- [Prompt]:
Copy every line from the data below in which the string "khiÓn" can be found.

- [Source data]:
◇ ◇ ◇ ◇ ◇ ◇ ◇

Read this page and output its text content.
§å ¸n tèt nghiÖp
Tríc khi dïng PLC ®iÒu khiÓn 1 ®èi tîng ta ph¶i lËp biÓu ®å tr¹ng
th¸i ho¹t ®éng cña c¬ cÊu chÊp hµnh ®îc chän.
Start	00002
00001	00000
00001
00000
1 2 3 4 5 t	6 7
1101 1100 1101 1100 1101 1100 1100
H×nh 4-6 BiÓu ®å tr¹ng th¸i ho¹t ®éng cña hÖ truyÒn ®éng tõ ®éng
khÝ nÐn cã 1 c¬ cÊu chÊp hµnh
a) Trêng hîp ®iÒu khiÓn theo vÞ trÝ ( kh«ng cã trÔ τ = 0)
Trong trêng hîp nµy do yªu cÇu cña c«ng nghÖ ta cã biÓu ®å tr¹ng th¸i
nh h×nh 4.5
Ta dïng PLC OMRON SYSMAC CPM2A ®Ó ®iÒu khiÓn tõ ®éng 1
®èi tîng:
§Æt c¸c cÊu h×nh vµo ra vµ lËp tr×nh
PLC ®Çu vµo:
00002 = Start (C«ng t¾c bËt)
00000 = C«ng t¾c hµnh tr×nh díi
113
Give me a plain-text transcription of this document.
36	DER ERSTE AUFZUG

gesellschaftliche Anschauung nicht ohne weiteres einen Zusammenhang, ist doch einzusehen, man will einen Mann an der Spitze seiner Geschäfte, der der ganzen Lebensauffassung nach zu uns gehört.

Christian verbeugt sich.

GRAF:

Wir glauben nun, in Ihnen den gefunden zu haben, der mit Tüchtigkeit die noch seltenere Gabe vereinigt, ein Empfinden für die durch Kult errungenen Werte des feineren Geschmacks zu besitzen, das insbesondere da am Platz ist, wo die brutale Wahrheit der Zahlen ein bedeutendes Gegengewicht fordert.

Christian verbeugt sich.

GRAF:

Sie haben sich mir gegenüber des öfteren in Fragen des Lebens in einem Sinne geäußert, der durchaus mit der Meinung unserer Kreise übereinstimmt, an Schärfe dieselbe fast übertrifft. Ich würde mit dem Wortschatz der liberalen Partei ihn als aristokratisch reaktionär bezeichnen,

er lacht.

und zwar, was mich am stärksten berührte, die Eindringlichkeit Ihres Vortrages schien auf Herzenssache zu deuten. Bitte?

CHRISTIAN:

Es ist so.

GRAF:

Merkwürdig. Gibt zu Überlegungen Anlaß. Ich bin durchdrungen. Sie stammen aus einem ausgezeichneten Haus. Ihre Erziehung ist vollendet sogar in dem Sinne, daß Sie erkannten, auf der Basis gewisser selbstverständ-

◇ ◇ ◇ ◇ ◇ ◇ ◇

- [Task result]:
Tríc khi dïng PLC ®iÒu khiÓn 1 ®èi tîng ta ph¶i lËp biÓu ®å tr¹ng
a) Trêng hîp ®iÒu khiÓn theo vÞ trÝ ( kh«ng cã trÔ τ = 0)
Ta dïng PLC OMRON SYSMAC CPM2A ®Ó ®iÒu khiÓn tõ ®éng 1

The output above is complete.